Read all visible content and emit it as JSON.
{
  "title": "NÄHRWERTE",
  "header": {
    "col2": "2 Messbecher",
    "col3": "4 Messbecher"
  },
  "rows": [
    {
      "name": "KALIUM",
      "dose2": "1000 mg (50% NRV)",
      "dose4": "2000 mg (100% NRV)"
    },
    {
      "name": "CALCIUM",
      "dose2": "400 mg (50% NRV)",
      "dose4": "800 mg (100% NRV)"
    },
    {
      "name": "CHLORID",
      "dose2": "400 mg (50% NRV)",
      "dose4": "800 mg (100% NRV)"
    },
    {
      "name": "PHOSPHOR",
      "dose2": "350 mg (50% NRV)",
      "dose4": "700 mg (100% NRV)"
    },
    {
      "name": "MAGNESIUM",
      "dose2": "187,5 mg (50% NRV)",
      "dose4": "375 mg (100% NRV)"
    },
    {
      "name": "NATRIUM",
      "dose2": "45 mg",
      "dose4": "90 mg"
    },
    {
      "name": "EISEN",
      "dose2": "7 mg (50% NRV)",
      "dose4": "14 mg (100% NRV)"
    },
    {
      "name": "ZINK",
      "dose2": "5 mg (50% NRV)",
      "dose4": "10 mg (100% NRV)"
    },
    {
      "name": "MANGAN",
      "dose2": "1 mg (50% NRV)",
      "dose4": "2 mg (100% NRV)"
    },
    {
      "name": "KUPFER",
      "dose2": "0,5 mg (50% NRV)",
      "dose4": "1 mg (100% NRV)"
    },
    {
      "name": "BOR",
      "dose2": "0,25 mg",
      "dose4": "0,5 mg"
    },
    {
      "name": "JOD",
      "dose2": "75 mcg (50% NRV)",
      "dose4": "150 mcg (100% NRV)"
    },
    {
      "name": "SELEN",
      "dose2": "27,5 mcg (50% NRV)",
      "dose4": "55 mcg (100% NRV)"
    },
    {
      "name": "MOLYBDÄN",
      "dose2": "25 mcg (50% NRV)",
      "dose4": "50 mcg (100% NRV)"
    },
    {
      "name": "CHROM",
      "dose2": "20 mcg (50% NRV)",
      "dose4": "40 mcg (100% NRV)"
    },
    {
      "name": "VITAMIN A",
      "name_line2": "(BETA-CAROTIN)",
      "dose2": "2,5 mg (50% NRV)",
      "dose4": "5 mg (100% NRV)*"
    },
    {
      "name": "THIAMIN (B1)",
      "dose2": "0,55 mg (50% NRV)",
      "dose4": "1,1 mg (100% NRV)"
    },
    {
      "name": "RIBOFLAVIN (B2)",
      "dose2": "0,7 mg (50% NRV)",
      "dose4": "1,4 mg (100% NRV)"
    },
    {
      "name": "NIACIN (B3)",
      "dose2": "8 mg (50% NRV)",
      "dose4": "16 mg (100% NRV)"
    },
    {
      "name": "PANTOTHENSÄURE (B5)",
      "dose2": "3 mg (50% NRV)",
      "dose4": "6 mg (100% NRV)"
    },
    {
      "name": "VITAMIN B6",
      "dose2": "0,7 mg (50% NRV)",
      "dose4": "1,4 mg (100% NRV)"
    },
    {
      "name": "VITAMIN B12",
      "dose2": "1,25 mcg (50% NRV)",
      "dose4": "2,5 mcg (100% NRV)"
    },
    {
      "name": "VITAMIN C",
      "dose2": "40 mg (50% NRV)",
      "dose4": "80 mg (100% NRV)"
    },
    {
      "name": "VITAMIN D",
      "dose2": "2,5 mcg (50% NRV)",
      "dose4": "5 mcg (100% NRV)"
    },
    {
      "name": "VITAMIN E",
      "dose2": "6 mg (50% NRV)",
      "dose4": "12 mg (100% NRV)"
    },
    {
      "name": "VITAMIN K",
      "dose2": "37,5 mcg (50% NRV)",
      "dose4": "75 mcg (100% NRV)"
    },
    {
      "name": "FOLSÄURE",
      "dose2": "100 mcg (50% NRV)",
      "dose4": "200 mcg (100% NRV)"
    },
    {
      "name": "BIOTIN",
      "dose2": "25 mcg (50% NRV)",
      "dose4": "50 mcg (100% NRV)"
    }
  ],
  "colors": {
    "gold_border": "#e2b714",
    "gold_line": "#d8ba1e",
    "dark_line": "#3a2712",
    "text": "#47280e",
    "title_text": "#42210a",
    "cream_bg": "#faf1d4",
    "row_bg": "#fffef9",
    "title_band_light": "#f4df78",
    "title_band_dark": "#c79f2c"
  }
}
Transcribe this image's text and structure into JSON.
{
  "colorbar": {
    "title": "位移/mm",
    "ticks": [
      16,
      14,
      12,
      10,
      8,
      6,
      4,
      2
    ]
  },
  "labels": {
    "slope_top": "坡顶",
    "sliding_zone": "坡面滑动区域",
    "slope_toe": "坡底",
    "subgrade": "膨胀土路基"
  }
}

-- AIM OF THE TASK --
Restate word for word the lines from the one holding "Transcribe this image's" to the end of the listing, both ends included, and nothing more.

-- RESPONSE --
Transcribe this image's text and structure into JSON.
{
  "colorbar": {
    "title": "位移/mm",
    "ticks": [
      16,
      14,
      12,
      10,
      8,
      6,
      4,
      2
    ]
  },
  "labels": {
    "slope_top": "坡顶",
    "sliding_zone": "坡面滑动区域",
    "slope_toe": "坡底",
    "subgrade": "膨胀土路基"
  }
}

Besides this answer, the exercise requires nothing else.